Render as a numbered list the lines running from the line with "option-letter-badge: A: [4, 1258, 26, 1280]" up to and including the line with "axes: [15, 357, 677, 846]", leaving out any blank lines.

[Begin EXTRACTED DATA]

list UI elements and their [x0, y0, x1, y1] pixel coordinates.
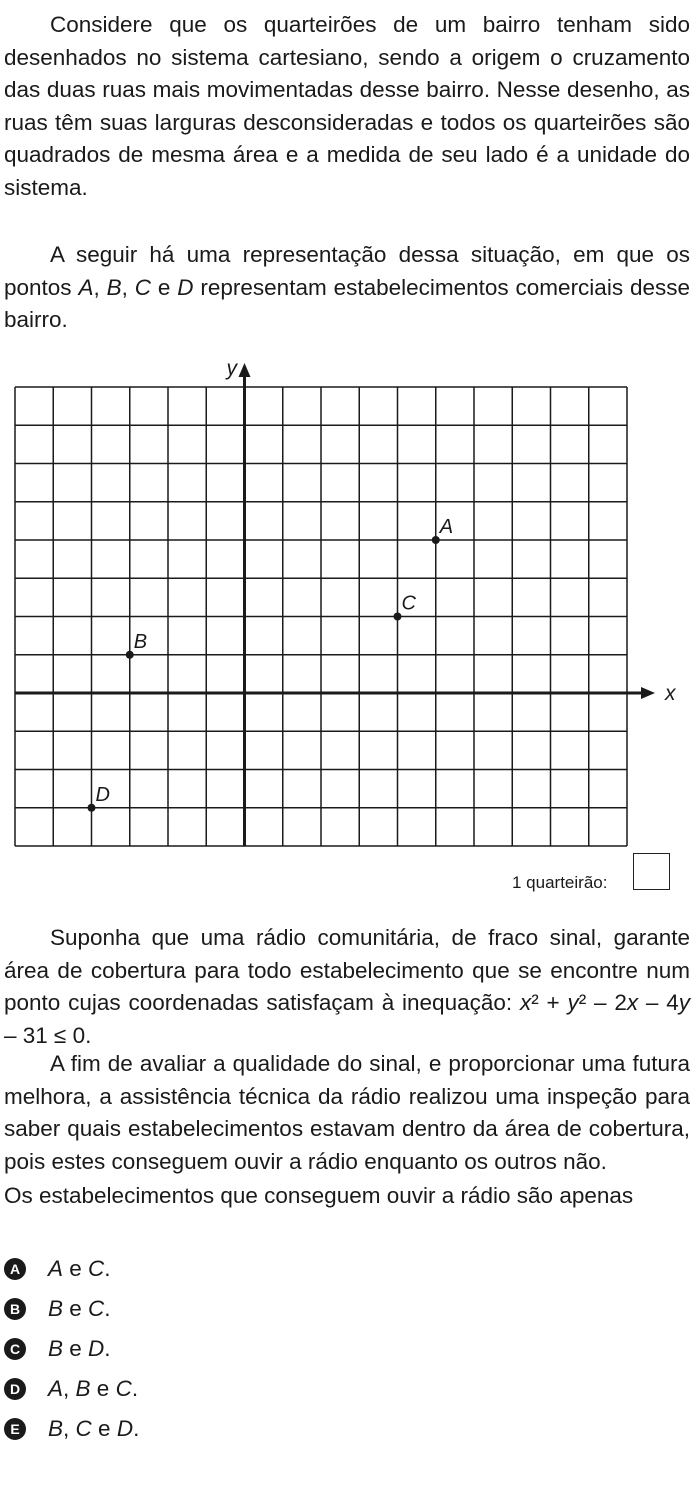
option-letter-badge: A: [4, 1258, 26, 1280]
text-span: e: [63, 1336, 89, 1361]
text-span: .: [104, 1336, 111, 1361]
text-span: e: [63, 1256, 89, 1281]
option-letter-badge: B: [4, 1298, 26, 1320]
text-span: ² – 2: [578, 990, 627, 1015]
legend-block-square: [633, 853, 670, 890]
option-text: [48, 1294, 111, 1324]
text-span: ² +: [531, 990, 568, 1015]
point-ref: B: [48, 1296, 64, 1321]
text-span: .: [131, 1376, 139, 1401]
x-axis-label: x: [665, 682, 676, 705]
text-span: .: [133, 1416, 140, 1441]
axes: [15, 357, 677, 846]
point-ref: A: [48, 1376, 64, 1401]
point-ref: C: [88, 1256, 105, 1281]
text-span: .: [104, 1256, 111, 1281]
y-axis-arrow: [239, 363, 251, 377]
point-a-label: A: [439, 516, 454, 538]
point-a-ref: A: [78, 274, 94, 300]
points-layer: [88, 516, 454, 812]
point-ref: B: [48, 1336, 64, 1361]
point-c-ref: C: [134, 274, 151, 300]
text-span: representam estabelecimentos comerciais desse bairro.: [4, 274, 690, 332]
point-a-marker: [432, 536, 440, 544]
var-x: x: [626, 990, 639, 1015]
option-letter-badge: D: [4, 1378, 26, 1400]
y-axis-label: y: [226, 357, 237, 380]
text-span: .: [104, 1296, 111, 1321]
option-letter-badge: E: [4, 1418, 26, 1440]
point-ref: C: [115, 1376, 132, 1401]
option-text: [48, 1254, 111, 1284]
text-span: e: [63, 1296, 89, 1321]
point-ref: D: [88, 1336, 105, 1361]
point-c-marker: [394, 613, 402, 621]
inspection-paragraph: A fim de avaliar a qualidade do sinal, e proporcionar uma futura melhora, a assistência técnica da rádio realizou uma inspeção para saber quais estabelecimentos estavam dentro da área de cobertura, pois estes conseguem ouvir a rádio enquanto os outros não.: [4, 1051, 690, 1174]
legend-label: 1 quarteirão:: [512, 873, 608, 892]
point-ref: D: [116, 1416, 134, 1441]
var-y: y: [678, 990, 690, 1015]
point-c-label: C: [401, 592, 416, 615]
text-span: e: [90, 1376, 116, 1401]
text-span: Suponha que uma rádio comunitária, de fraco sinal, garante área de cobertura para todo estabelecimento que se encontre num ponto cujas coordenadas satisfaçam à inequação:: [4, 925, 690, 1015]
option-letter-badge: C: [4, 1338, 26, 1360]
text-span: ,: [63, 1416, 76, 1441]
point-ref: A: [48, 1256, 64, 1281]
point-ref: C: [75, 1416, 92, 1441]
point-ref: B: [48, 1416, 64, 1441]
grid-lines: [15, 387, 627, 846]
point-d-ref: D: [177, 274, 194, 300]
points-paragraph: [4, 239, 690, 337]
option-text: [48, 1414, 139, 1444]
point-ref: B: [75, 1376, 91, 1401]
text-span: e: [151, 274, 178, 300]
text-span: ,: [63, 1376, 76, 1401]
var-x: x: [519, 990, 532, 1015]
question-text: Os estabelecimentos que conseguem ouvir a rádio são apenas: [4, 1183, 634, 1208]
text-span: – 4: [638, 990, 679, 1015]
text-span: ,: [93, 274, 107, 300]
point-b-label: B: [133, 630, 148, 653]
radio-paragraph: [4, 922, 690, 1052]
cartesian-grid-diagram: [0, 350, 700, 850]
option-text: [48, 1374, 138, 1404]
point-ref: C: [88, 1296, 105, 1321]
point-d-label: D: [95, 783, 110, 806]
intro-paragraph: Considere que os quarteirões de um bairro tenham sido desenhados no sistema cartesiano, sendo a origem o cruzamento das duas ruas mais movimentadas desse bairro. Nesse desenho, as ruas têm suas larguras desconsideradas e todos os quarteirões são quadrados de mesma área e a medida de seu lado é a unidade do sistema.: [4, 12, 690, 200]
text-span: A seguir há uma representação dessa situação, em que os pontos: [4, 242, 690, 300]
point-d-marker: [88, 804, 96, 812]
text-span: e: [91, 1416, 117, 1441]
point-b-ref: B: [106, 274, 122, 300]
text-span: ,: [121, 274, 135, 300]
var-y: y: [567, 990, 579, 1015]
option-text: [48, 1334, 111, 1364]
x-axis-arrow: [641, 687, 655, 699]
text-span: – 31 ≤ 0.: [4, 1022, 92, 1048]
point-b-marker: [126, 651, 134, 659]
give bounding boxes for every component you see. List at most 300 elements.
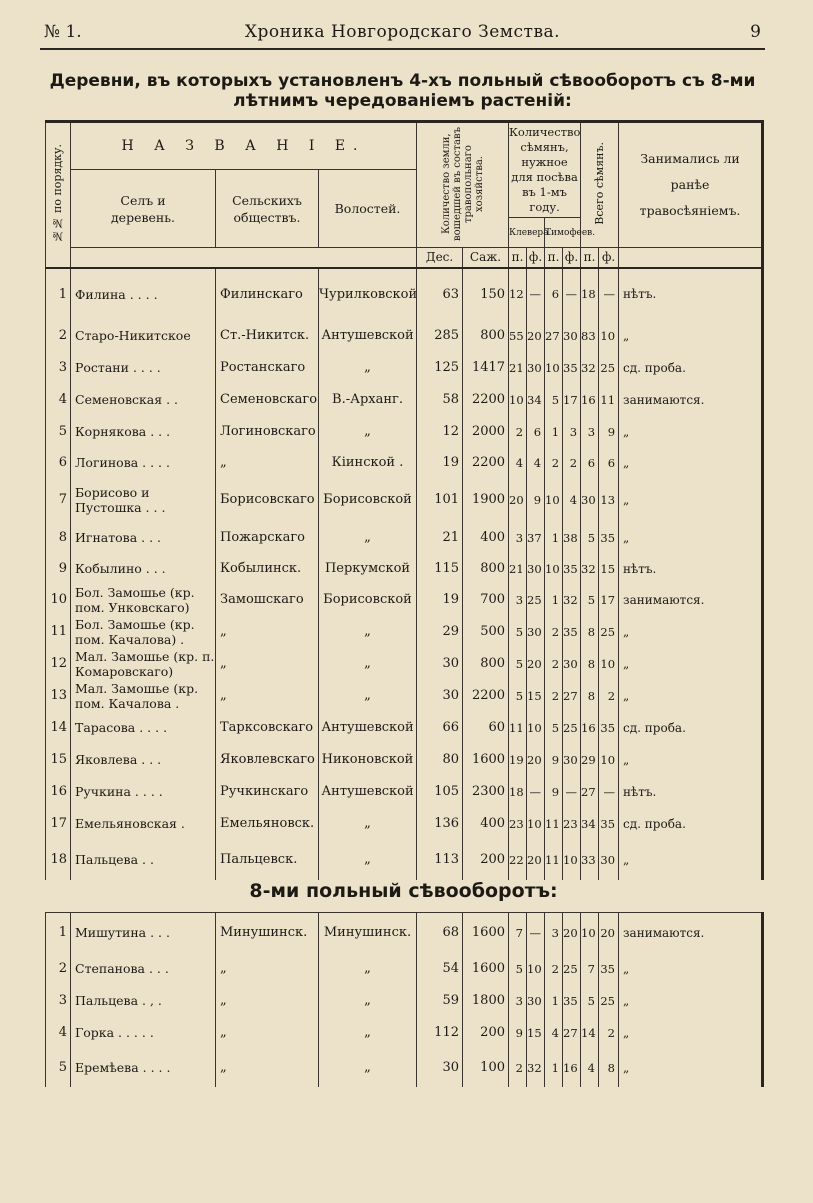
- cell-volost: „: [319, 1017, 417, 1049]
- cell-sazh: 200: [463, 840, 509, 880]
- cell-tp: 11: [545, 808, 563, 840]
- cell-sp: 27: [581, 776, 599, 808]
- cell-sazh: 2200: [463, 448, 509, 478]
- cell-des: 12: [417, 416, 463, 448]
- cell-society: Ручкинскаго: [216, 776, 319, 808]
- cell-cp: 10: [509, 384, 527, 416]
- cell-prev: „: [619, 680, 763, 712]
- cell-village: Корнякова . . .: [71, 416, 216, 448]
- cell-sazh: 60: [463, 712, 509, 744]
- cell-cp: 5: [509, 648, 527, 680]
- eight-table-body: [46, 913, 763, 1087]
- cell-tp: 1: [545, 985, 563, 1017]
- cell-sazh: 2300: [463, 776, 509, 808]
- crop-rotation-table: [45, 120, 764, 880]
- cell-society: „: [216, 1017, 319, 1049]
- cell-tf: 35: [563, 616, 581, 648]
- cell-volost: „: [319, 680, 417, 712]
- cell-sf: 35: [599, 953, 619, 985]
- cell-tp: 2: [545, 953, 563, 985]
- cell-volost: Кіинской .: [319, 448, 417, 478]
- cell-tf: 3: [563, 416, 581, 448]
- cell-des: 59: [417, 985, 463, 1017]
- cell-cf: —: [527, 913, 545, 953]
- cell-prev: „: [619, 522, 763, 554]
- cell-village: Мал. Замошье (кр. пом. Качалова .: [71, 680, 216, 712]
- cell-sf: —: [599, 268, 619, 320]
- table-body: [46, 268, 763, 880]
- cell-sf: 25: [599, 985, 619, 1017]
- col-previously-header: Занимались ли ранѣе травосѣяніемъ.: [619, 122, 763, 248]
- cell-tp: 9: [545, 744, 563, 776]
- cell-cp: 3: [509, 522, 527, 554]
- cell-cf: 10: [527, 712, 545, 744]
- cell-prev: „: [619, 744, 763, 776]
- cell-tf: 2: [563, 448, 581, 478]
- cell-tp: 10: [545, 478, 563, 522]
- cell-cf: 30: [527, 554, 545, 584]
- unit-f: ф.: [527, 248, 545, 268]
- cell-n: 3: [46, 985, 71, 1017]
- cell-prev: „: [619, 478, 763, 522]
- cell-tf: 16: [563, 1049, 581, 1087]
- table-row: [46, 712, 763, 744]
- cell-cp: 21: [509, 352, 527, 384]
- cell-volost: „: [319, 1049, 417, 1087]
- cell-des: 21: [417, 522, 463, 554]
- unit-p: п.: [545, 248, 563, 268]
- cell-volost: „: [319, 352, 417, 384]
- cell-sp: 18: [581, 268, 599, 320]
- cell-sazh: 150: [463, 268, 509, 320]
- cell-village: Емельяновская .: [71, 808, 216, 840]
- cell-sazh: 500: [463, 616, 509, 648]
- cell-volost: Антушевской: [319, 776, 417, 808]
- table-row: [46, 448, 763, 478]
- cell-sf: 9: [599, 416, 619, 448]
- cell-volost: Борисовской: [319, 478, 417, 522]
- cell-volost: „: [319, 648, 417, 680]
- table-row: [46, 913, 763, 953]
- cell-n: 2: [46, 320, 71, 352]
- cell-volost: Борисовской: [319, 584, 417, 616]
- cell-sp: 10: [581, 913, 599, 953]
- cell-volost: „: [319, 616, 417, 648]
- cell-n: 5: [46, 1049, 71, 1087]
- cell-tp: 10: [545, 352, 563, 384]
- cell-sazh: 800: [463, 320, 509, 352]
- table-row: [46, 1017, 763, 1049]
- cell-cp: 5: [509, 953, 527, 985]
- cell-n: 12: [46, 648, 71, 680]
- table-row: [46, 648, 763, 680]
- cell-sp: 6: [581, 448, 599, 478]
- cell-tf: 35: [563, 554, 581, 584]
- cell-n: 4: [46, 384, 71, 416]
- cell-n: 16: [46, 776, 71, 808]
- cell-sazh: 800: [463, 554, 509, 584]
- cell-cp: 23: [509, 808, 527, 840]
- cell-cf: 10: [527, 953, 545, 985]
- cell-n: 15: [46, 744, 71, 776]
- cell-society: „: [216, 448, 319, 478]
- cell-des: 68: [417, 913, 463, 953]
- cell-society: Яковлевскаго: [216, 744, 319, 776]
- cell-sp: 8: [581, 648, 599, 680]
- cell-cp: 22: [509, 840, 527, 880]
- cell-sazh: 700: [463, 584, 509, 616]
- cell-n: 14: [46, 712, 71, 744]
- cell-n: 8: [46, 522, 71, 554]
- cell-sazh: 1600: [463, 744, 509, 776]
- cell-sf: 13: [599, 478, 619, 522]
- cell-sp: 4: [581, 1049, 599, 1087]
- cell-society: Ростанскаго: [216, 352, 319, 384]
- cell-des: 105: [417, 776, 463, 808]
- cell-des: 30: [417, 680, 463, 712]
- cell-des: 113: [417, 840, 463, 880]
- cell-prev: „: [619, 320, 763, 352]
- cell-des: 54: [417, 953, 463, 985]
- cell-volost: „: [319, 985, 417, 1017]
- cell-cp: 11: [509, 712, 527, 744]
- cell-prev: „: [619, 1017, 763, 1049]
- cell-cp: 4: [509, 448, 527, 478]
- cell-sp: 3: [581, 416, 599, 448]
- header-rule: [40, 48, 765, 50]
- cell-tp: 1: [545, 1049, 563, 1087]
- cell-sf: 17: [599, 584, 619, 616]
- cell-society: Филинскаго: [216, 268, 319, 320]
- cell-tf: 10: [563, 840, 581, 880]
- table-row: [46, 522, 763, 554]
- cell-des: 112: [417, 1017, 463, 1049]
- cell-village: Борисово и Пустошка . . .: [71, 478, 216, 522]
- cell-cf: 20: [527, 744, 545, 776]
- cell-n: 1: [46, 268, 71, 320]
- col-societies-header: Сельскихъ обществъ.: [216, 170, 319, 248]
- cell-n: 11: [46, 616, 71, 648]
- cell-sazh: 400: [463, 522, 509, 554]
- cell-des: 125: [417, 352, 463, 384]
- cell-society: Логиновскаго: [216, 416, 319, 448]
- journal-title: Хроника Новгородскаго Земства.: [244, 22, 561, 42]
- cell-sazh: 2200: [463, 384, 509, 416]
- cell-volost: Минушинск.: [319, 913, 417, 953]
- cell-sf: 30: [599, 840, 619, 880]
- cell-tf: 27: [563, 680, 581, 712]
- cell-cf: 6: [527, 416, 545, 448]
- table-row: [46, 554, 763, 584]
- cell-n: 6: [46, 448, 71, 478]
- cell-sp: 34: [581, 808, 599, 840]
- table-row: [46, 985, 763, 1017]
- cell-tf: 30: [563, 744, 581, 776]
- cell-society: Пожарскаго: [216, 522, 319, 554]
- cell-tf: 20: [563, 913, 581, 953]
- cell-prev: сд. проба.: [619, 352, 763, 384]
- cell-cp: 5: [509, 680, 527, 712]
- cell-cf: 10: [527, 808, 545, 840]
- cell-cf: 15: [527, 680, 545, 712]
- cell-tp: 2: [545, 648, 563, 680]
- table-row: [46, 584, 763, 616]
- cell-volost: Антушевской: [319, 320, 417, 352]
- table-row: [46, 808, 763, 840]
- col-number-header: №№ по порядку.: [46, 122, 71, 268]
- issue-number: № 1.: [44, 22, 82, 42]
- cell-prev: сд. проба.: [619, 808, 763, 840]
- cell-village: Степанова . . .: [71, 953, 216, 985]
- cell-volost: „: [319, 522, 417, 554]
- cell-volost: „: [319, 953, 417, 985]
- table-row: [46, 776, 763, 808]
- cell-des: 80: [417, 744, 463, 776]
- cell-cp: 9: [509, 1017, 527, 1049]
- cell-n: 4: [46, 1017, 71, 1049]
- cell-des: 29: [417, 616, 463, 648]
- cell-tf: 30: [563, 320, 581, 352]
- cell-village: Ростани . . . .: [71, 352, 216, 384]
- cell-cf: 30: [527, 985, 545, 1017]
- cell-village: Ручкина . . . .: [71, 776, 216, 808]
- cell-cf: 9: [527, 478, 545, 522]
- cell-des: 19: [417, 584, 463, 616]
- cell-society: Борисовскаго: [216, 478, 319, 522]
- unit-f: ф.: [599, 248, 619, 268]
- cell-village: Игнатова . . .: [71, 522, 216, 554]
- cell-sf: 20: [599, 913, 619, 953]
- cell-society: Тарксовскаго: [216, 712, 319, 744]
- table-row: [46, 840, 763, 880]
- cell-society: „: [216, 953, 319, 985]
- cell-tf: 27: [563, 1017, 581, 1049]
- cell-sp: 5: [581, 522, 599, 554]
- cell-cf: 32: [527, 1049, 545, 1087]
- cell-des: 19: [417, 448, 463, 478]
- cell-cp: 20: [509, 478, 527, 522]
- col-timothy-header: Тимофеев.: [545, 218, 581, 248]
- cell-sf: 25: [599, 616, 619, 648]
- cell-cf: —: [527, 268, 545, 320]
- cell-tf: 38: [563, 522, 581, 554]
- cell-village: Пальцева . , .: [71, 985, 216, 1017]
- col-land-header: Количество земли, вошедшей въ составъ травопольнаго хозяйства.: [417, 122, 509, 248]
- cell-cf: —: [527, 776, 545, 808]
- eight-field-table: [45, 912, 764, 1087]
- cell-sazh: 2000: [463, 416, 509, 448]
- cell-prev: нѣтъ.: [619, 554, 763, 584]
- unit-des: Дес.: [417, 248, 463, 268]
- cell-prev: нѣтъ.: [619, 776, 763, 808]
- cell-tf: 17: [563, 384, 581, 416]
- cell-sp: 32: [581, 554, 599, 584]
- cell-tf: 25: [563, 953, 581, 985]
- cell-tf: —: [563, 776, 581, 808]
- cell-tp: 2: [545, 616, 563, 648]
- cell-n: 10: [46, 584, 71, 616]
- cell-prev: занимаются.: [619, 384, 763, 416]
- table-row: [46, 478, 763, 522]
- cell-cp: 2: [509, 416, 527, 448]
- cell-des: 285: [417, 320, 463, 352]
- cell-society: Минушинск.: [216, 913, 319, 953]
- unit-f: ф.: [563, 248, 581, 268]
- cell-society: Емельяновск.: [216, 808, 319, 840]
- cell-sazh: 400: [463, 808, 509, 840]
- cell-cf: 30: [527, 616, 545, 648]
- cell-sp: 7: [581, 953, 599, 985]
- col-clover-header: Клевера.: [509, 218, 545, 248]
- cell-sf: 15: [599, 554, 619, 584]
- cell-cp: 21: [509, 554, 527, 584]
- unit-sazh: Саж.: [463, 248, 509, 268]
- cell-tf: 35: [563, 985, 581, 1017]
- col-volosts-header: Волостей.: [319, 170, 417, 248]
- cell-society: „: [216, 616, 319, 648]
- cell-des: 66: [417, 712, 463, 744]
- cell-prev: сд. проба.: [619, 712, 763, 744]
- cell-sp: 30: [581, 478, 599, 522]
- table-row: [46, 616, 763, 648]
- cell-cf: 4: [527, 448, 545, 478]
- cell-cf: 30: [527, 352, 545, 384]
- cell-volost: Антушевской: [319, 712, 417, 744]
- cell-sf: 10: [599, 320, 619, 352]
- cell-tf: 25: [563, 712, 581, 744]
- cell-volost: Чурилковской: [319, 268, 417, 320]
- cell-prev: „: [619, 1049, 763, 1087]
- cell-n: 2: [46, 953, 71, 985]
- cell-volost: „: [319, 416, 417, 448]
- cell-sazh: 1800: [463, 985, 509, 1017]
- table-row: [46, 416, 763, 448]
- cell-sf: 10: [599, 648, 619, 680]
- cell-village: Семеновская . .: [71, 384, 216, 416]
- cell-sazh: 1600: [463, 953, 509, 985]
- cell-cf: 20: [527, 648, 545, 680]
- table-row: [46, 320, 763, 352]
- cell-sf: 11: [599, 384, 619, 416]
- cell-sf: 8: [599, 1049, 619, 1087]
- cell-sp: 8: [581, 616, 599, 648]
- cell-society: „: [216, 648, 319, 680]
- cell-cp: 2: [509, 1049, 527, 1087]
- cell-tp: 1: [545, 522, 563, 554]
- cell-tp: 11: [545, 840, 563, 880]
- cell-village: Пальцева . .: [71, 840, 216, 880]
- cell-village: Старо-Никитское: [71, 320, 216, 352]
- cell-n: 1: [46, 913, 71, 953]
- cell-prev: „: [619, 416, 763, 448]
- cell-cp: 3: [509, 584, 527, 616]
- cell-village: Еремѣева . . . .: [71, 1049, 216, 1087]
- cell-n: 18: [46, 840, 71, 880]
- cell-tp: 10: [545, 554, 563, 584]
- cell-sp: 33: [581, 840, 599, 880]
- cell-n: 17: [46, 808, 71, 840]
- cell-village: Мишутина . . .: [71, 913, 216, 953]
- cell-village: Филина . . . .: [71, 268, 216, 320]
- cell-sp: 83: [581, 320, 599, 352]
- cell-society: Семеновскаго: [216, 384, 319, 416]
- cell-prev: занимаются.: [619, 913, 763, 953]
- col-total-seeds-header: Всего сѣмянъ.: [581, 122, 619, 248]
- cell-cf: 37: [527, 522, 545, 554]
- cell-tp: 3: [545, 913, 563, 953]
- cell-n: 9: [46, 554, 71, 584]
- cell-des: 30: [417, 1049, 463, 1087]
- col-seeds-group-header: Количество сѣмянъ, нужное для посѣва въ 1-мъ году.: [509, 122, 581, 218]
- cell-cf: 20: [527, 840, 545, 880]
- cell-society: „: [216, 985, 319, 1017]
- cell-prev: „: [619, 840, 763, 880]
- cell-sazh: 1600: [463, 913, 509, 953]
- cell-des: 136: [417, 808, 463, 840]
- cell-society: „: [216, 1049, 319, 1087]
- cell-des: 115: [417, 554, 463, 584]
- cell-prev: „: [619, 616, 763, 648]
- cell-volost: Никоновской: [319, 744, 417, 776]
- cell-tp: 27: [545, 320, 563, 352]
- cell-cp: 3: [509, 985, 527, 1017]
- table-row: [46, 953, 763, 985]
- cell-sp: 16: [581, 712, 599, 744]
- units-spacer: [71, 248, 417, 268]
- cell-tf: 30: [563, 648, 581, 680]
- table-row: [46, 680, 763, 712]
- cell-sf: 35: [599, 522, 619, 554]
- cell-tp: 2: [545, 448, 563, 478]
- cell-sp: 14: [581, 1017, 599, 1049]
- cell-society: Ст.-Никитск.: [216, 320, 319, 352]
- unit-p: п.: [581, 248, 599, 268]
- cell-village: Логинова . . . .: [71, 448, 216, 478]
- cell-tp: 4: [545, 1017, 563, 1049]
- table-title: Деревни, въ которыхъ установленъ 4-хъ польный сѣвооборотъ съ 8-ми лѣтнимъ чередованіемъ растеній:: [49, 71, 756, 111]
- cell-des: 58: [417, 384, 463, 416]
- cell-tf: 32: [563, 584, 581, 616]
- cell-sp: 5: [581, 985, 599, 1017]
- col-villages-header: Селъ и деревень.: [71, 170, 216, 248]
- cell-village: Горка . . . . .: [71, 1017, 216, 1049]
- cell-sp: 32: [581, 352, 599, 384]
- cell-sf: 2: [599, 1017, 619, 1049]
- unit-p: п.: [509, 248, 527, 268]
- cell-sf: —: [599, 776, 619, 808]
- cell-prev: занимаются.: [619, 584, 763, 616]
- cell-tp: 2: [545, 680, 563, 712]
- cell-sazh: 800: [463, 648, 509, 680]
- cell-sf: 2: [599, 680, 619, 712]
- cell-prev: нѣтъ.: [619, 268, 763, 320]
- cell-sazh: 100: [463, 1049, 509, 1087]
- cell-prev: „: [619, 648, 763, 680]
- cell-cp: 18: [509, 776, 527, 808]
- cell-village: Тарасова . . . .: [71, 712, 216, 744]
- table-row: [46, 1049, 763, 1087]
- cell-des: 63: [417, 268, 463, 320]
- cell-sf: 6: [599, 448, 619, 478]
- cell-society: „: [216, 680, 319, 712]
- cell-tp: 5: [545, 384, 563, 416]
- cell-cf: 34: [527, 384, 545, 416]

[End EXTRACTED DATA]

**RESULT OF THIS EXERCISE:**
1. option-letter-badge: A: [4, 1258, 26, 1280]
2. text-span: e: [63, 1336, 89, 1361]
3. text-span: .: [104, 1336, 111, 1361]
4. text-span: e: [63, 1256, 89, 1281]
5. option-letter-badge: B: [4, 1298, 26, 1320]
6. text-span: ² – 2: [578, 990, 627, 1015]
7. legend-block-square: [633, 853, 670, 890]
8. option-text: [48, 1294, 111, 1324]
9. text-span: ² +: [531, 990, 568, 1015]
10. point-ref: B: [48, 1296, 64, 1321]
11. text-span: .: [131, 1376, 139, 1401]
12. x-axis-label: x: [665, 682, 676, 705]
13. text-span: .: [133, 1416, 140, 1441]
14. axes: [15, 357, 677, 846]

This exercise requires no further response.